Records from a data source
"""
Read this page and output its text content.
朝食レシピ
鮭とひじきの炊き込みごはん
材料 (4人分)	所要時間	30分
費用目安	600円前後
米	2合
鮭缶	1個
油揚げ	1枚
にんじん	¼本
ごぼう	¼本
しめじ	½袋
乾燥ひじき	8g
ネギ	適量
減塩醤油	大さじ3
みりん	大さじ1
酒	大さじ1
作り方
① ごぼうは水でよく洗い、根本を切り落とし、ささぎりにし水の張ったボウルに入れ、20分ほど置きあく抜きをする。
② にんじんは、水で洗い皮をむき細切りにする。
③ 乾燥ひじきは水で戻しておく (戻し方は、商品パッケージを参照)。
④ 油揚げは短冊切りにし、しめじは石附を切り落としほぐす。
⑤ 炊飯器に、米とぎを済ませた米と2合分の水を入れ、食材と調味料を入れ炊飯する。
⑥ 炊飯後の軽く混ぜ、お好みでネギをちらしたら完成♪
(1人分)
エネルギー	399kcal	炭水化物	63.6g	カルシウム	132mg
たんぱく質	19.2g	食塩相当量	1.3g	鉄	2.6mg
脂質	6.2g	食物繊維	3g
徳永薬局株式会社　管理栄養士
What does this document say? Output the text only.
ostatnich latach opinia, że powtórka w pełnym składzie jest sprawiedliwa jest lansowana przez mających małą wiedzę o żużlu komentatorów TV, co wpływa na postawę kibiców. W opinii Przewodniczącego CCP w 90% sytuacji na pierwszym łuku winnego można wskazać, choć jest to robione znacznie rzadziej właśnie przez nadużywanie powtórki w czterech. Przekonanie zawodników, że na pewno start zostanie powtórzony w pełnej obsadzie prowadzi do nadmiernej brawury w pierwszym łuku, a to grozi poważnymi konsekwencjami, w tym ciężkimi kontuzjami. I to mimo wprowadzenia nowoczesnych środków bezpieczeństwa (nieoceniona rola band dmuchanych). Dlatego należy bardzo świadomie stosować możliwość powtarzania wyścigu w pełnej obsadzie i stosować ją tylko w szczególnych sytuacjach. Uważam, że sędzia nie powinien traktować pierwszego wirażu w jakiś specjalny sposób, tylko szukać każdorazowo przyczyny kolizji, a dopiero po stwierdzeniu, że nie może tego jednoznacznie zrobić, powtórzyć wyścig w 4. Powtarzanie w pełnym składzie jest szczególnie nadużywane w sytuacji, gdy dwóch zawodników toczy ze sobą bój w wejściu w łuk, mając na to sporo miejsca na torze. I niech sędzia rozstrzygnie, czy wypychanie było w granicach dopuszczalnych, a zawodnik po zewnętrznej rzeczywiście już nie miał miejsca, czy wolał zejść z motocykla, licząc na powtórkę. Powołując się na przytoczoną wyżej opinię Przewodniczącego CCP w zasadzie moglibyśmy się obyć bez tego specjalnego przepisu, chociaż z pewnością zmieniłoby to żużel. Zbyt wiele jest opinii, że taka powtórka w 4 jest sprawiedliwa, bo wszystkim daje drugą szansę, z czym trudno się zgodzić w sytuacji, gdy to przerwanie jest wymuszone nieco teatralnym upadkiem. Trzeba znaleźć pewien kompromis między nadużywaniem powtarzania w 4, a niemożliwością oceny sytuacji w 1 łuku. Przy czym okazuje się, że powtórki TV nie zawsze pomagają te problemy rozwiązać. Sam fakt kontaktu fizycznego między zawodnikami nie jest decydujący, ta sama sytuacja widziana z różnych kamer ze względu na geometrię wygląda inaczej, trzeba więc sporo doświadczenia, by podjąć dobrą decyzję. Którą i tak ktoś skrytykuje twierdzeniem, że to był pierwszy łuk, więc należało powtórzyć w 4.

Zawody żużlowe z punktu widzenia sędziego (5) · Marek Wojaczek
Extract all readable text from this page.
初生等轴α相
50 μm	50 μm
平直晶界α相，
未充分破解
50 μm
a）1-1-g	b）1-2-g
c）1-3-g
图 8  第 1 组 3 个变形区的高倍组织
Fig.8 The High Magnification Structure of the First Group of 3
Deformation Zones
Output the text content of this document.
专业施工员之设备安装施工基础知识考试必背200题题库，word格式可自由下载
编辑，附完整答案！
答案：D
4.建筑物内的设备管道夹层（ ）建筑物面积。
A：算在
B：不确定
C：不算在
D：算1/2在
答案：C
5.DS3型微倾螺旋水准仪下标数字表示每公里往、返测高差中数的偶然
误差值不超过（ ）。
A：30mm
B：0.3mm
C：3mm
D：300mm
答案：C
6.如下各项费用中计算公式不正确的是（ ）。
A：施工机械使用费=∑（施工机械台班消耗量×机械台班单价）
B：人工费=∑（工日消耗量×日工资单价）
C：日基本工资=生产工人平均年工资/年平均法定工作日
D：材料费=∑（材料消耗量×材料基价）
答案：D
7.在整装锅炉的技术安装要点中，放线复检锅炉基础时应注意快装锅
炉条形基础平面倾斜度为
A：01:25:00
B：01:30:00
"""
Work instructions >> Transcribe all of the material exactly. Omit nothing.

Final result >>
Read this page and output its text content.
朝食レシピ
鮭とひじきの炊き込みごはん
材料 (4人分)	所要時間	30分
費用目安	600円前後
米	2合
鮭缶	1個
油揚げ	1枚
にんじん	¼本
ごぼう	¼本
しめじ	½袋
乾燥ひじき	8g
ネギ	適量
減塩醤油	大さじ3
みりん	大さじ1
酒	大さじ1
作り方
① ごぼうは水でよく洗い、根本を切り落とし、ささぎりにし水の張ったボウルに入れ、20分ほど置きあく抜きをする。
② にんじんは、水で洗い皮をむき細切りにする。
③ 乾燥ひじきは水で戻しておく (戻し方は、商品パッケージを参照)。
④ 油揚げは短冊切りにし、しめじは石附を切り落としほぐす。
⑤ 炊飯器に、米とぎを済ませた米と2合分の水を入れ、食材と調味料を入れ炊飯する。
⑥ 炊飯後の軽く混ぜ、お好みでネギをちらしたら完成♪
(1人分)
エネルギー	399kcal	炭水化物	63.6g	カルシウム	132mg
たんぱく質	19.2g	食塩相当量	1.3g	鉄	2.6mg
脂質	6.2g	食物繊維	3g
徳永薬局株式会社　管理栄養士
What does this document say? Output the text only.
ostatnich latach opinia, że powtórka w pełnym składzie jest sprawiedliwa jest lansowana przez mających małą wiedzę o żużlu komentatorów TV, co wpływa na postawę kibiców. W opinii Przewodniczącego CCP w 90% sytuacji na pierwszym łuku winnego można wskazać, choć jest to robione znacznie rzadziej właśnie przez nadużywanie powtórki w czterech. Przekonanie zawodników, że na pewno start zostanie powtórzony w pełnej obsadzie prowadzi do nadmiernej brawury w pierwszym łuku, a to grozi poważnymi konsekwencjami, w tym ciężkimi kontuzjami. I to mimo wprowadzenia nowoczesnych środków bezpieczeństwa (nieoceniona rola band dmuchanych). Dlatego należy bardzo świadomie stosować możliwość powtarzania wyścigu w pełnej obsadzie i stosować ją tylko w szczególnych sytuacjach. Uważam, że sędzia nie powinien traktować pierwszego wirażu w jakiś specjalny sposób, tylko szukać każdorazowo przyczyny kolizji, a dopiero po stwierdzeniu, że nie może tego jednoznacznie zrobić, powtórzyć wyścig w 4. Powtarzanie w pełnym składzie jest szczególnie nadużywane w sytuacji, gdy dwóch zawodników toczy ze sobą bój w wejściu w łuk, mając na to sporo miejsca na torze. I niech sędzia rozstrzygnie, czy wypychanie było w granicach dopuszczalnych, a zawodnik po zewnętrznej rzeczywiście już nie miał miejsca, czy wolał zejść z motocykla, licząc na powtórkę. Powołując się na przytoczoną wyżej opinię Przewodniczącego CCP w zasadzie moglibyśmy się obyć bez tego specjalnego przepisu, chociaż z pewnością zmieniłoby to żużel. Zbyt wiele jest opinii, że taka powtórka w 4 jest sprawiedliwa, bo wszystkim daje drugą szansę, z czym trudno się zgodzić w sytuacji, gdy to przerwanie jest wymuszone nieco teatralnym upadkiem. Trzeba znaleźć pewien kompromis między nadużywaniem powtarzania w 4, a niemożliwością oceny sytuacji w 1 łuku. Przy czym okazuje się, że powtórki TV nie zawsze pomagają te problemy rozwiązać. Sam fakt kontaktu fizycznego między zawodnikami nie jest decydujący, ta sama sytuacja widziana z różnych kamer ze względu na geometrię wygląda inaczej, trzeba więc sporo doświadczenia, by podjąć dobrą decyzję. Którą i tak ktoś skrytykuje twierdzeniem, że to był pierwszy łuk, więc należało powtórzyć w 4.

Zawody żużlowe z punktu widzenia sędziego (5) · Marek Wojaczek
Extract all readable text from this page.
初生等轴α相
50 μm	50 μm
平直晶界α相，
未充分破解
50 μm
a）1-1-g	b）1-2-g
c）1-3-g
图 8  第 1 组 3 个变形区的高倍组织
Fig.8 The High Magnification Structure of the First Group of 3
Deformation Zones
Output the text content of this document.
专业施工员之设备安装施工基础知识考试必背200题题库，word格式可自由下载
编辑，附完整答案！
答案：D
4.建筑物内的设备管道夹层（ ）建筑物面积。
A：算在
B：不确定
C：不算在
D：算1/2在
答案：C
5.DS3型微倾螺旋水准仪下标数字表示每公里往、返测高差中数的偶然
误差值不超过（ ）。
A：30mm
B：0.3mm
C：3mm
D：300mm
答案：C
6.如下各项费用中计算公式不正确的是（ ）。
A：施工机械使用费=∑（施工机械台班消耗量×机械台班单价）
B：人工费=∑（工日消耗量×日工资单价）
C：日基本工资=生产工人平均年工资/年平均法定工作日
D：材料费=∑（材料消耗量×材料基价）
答案：D
7.在整装锅炉的技术安装要点中，放线复检锅炉基础时应注意快装锅
炉条形基础平面倾斜度为
A：01:25:00
B：01:30:00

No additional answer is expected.